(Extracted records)
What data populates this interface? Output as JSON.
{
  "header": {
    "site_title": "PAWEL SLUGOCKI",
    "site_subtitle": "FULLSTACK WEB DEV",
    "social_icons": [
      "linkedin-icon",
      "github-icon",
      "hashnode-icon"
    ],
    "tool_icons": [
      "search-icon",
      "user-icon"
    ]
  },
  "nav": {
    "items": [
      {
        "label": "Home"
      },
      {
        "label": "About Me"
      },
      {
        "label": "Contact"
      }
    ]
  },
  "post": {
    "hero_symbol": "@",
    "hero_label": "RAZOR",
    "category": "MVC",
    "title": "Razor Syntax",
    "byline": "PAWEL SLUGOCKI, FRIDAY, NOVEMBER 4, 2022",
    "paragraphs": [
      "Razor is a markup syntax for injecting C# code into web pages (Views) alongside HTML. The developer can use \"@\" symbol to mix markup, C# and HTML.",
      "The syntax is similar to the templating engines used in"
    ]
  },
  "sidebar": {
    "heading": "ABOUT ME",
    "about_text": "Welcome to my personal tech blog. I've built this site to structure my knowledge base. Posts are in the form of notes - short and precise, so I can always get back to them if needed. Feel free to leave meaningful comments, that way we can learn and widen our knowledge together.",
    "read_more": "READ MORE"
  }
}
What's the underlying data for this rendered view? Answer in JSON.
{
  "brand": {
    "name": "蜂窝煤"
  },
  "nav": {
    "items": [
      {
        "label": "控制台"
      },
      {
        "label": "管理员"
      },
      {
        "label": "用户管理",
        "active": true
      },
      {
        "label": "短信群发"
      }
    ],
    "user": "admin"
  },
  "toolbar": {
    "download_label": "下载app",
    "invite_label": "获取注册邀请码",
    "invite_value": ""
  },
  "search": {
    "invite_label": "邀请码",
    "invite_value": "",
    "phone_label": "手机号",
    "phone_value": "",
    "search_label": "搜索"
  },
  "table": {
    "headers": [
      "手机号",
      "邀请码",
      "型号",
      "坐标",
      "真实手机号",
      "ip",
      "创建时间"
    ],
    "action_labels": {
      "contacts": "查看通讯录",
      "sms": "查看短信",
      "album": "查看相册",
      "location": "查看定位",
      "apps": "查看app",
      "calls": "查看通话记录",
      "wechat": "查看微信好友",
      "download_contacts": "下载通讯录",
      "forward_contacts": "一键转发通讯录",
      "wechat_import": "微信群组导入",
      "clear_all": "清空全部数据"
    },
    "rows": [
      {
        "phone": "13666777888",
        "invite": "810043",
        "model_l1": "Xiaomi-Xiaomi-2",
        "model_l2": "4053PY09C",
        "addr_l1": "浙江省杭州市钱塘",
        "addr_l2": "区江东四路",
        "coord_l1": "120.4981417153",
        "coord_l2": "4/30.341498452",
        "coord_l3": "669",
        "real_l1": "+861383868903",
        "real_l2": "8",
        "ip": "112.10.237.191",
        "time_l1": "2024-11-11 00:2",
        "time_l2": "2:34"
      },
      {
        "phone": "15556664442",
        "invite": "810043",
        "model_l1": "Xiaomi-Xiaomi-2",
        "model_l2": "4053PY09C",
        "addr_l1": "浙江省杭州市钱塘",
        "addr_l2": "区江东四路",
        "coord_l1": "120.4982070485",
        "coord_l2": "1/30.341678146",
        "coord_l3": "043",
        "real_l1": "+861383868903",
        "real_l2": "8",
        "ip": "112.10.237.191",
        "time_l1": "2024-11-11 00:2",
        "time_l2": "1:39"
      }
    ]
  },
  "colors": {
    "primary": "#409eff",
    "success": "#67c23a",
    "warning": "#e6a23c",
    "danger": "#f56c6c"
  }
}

- _Goal of the exercise_:
Would you give the material above again, complete and exact?

- _Task response_:
What data populates this interface? Output as JSON.
{
  "header": {
    "site_title": "PAWEL SLUGOCKI",
    "site_subtitle": "FULLSTACK WEB DEV",
    "social_icons": [
      "linkedin-icon",
      "github-icon",
      "hashnode-icon"
    ],
    "tool_icons": [
      "search-icon",
      "user-icon"
    ]
  },
  "nav": {
    "items": [
      {
        "label": "Home"
      },
      {
        "label": "About Me"
      },
      {
        "label": "Contact"
      }
    ]
  },
  "post": {
    "hero_symbol": "@",
    "hero_label": "RAZOR",
    "category": "MVC",
    "title": "Razor Syntax",
    "byline": "PAWEL SLUGOCKI, FRIDAY, NOVEMBER 4, 2022",
    "paragraphs": [
      "Razor is a markup syntax for injecting C# code into web pages (Views) alongside HTML. The developer can use \"@\" symbol to mix markup, C# and HTML.",
      "The syntax is similar to the templating engines used in"
    ]
  },
  "sidebar": {
    "heading": "ABOUT ME",
    "about_text": "Welcome to my personal tech blog. I've built this site to structure my knowledge base. Posts are in the form of notes - short and precise, so I can always get back to them if needed. Feel free to leave meaningful comments, that way we can learn and widen our knowledge together.",
    "read_more": "READ MORE"
  }
}
What's the underlying data for this rendered view? Answer in JSON.
{
  "brand": {
    "name": "蜂窝煤"
  },
  "nav": {
    "items": [
      {
        "label": "控制台"
      },
      {
        "label": "管理员"
      },
      {
        "label": "用户管理",
        "active": true
      },
      {
        "label": "短信群发"
      }
    ],
    "user": "admin"
  },
  "toolbar": {
    "download_label": "下载app",
    "invite_label": "获取注册邀请码",
    "invite_value": ""
  },
  "search": {
    "invite_label": "邀请码",
    "invite_value": "",
    "phone_label": "手机号",
    "phone_value": "",
    "search_label": "搜索"
  },
  "table": {
    "headers": [
      "手机号",
      "邀请码",
      "型号",
      "坐标",
      "真实手机号",
      "ip",
      "创建时间"
    ],
    "action_labels": {
      "contacts": "查看通讯录",
      "sms": "查看短信",
      "album": "查看相册",
      "location": "查看定位",
      "apps": "查看app",
      "calls": "查看通话记录",
      "wechat": "查看微信好友",
      "download_contacts": "下载通讯录",
      "forward_contacts": "一键转发通讯录",
      "wechat_import": "微信群组导入",
      "clear_all": "清空全部数据"
    },
    "rows": [
      {
        "phone": "13666777888",
        "invite": "810043",
        "model_l1": "Xiaomi-Xiaomi-2",
        "model_l2": "4053PY09C",
        "addr_l1": "浙江省杭州市钱塘",
        "addr_l2": "区江东四路",
        "coord_l1": "120.4981417153",
        "coord_l2": "4/30.341498452",
        "coord_l3": "669",
        "real_l1": "+861383868903",
        "real_l2": "8",
        "ip": "112.10.237.191",
        "time_l1": "2024-11-11 00:2",
        "time_l2": "2:34"
      },
      {
        "phone": "15556664442",
        "invite": "810043",
        "model_l1": "Xiaomi-Xiaomi-2",
        "model_l2": "4053PY09C",
        "addr_l1": "浙江省杭州市钱塘",
        "addr_l2": "区江东四路",
        "coord_l1": "120.4982070485",
        "coord_l2": "1/30.341678146",
        "coord_l3": "043",
        "real_l1": "+861383868903",
        "real_l2": "8",
        "ip": "112.10.237.191",
        "time_l1": "2024-11-11 00:2",
        "time_l2": "1:39"
      }
    ]
  },
  "colors": {
    "primary": "#409eff",
    "success": "#67c23a",
    "warning": "#e6a23c",
    "danger": "#f56c6c"
  }
}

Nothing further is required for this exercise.